** begin Items **

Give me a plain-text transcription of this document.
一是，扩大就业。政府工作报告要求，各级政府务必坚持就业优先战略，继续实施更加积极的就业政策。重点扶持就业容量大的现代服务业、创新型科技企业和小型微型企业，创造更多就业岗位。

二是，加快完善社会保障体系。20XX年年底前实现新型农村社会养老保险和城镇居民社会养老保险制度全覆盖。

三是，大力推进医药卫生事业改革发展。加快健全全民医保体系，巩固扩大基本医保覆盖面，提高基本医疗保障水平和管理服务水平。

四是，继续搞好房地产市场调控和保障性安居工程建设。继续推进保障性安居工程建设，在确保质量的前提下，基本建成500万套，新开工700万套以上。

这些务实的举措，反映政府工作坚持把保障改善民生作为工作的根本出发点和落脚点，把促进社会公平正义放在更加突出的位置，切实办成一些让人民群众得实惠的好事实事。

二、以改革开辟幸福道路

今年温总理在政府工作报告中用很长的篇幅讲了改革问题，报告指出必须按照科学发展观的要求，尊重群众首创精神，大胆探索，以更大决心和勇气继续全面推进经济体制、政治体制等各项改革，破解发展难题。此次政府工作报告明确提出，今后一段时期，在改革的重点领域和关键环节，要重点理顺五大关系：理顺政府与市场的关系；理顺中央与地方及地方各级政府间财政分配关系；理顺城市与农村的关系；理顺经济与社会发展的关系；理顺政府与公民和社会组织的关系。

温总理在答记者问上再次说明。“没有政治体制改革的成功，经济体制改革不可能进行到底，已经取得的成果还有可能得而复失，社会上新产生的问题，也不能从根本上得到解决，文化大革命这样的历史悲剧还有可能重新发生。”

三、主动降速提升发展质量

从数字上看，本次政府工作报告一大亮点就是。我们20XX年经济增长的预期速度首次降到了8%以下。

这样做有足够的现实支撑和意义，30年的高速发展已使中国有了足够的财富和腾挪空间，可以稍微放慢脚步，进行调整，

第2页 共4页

** end Items **

### [Direction]
Extract all of the data above and output it character for character.

### [The reply]
Give me a plain-text transcription of this document.
一是，扩大就业。政府工作报告要求，各级政府务必坚持就业优先战略，继续实施更加积极的就业政策。重点扶持就业容量大的现代服务业、创新型科技企业和小型微型企业，创造更多就业岗位。

二是，加快完善社会保障体系。20XX年年底前实现新型农村社会养老保险和城镇居民社会养老保险制度全覆盖。

三是，大力推进医药卫生事业改革发展。加快健全全民医保体系，巩固扩大基本医保覆盖面，提高基本医疗保障水平和管理服务水平。

四是，继续搞好房地产市场调控和保障性安居工程建设。继续推进保障性安居工程建设，在确保质量的前提下，基本建成500万套，新开工700万套以上。

这些务实的举措，反映政府工作坚持把保障改善民生作为工作的根本出发点和落脚点，把促进社会公平正义放在更加突出的位置，切实办成一些让人民群众得实惠的好事实事。

二、以改革开辟幸福道路

今年温总理在政府工作报告中用很长的篇幅讲了改革问题，报告指出必须按照科学发展观的要求，尊重群众首创精神，大胆探索，以更大决心和勇气继续全面推进经济体制、政治体制等各项改革，破解发展难题。此次政府工作报告明确提出，今后一段时期，在改革的重点领域和关键环节，要重点理顺五大关系：理顺政府与市场的关系；理顺中央与地方及地方各级政府间财政分配关系；理顺城市与农村的关系；理顺经济与社会发展的关系；理顺政府与公民和社会组织的关系。

温总理在答记者问上再次说明。“没有政治体制改革的成功，经济体制改革不可能进行到底，已经取得的成果还有可能得而复失，社会上新产生的问题，也不能从根本上得到解决，文化大革命这样的历史悲剧还有可能重新发生。”

三、主动降速提升发展质量

从数字上看，本次政府工作报告一大亮点就是。我们20XX年经济增长的预期速度首次降到了8%以下。

这样做有足够的现实支撑和意义，30年的高速发展已使中国有了足够的财富和腾挪空间，可以稍微放慢脚步，进行调整，

第2页 共4页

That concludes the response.